### [SET EXERCISE]
Copy out all the lines in the records that include the word "heart".
## Start DATA SHOWN
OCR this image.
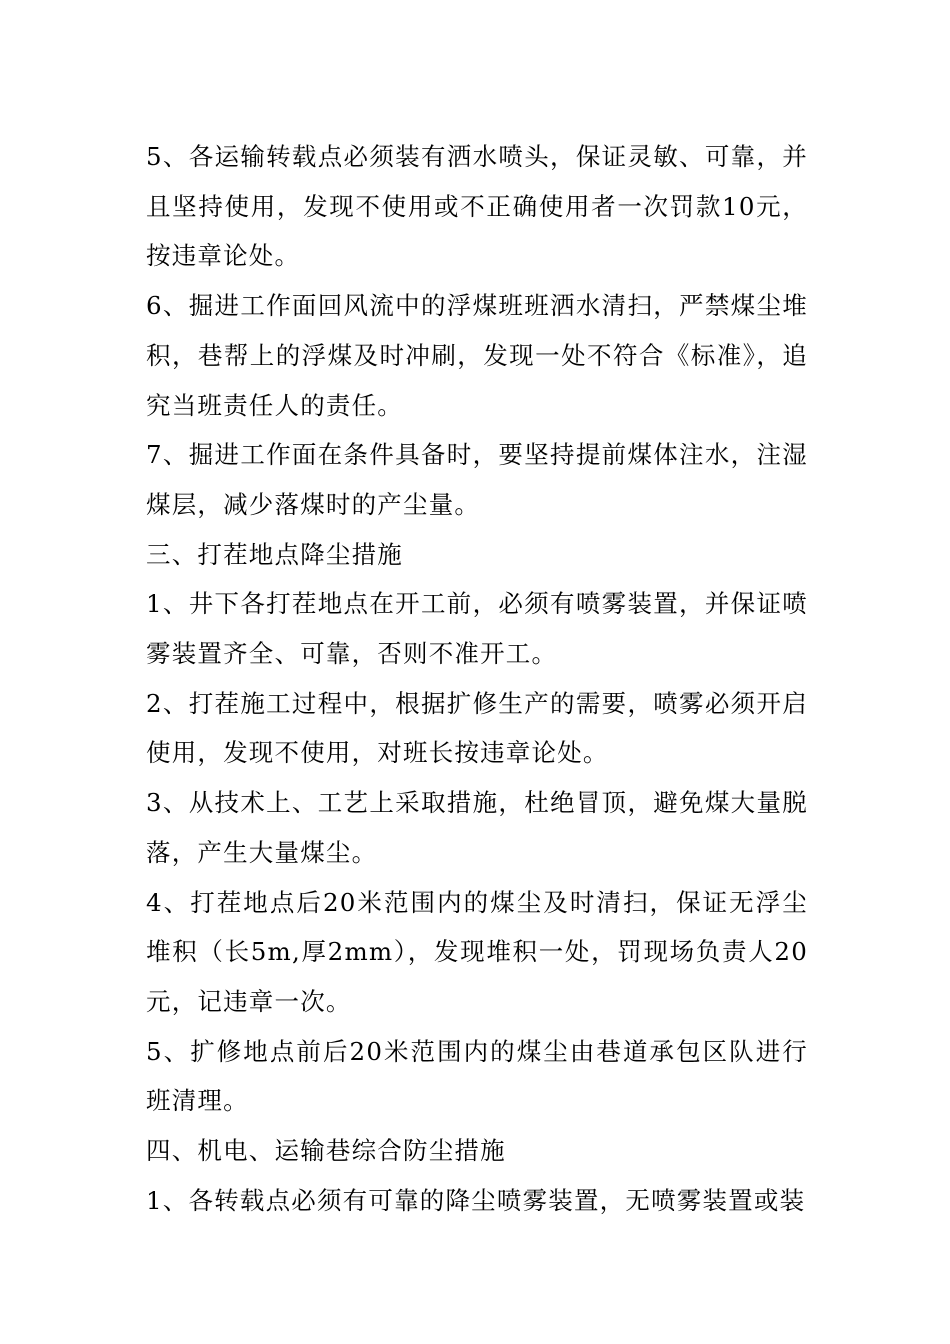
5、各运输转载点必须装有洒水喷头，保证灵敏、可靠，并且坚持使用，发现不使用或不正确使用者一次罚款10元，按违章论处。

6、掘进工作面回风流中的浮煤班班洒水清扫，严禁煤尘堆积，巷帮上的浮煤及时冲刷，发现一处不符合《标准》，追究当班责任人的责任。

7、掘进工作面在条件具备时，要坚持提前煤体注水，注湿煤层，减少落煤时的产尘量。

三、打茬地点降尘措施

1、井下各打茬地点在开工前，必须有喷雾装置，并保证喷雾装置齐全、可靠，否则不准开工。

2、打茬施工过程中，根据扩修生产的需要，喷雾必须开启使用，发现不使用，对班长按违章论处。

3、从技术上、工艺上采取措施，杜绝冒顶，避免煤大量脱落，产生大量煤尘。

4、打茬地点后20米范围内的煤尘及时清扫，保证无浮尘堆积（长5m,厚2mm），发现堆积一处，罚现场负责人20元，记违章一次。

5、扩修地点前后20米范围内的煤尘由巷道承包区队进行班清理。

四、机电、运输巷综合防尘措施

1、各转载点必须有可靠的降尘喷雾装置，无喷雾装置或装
## End DATA SHOWN
## Start DATA SHOWN
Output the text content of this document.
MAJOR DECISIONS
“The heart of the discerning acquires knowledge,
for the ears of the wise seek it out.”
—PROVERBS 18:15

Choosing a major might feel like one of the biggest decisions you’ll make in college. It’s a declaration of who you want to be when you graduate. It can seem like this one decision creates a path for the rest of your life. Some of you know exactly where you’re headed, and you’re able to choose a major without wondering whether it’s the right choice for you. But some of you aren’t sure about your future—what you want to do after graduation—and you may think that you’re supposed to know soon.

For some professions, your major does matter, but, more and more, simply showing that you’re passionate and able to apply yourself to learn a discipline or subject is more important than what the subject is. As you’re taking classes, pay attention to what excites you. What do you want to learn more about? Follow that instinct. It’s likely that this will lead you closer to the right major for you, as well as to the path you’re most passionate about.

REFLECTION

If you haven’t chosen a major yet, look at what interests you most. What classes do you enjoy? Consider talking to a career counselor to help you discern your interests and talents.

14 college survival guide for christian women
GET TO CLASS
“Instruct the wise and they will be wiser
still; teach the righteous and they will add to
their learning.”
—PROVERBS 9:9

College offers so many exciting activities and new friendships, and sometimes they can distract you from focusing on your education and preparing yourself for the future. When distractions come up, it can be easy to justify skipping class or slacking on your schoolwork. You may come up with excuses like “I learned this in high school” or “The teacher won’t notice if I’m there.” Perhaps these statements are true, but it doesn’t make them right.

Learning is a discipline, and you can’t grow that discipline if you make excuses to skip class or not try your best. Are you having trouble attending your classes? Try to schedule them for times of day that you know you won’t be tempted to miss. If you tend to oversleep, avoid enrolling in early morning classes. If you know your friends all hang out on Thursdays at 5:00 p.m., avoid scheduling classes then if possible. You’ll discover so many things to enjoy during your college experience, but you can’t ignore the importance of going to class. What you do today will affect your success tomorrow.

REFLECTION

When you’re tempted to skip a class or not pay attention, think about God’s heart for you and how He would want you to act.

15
## End DATA SHOWN
### [FINAL ANSWER]
“The heart of the discerning acquires knowledge,
When you’re tempted to skip a class or not pay attention, think about God’s heart for you and how He would want you to act.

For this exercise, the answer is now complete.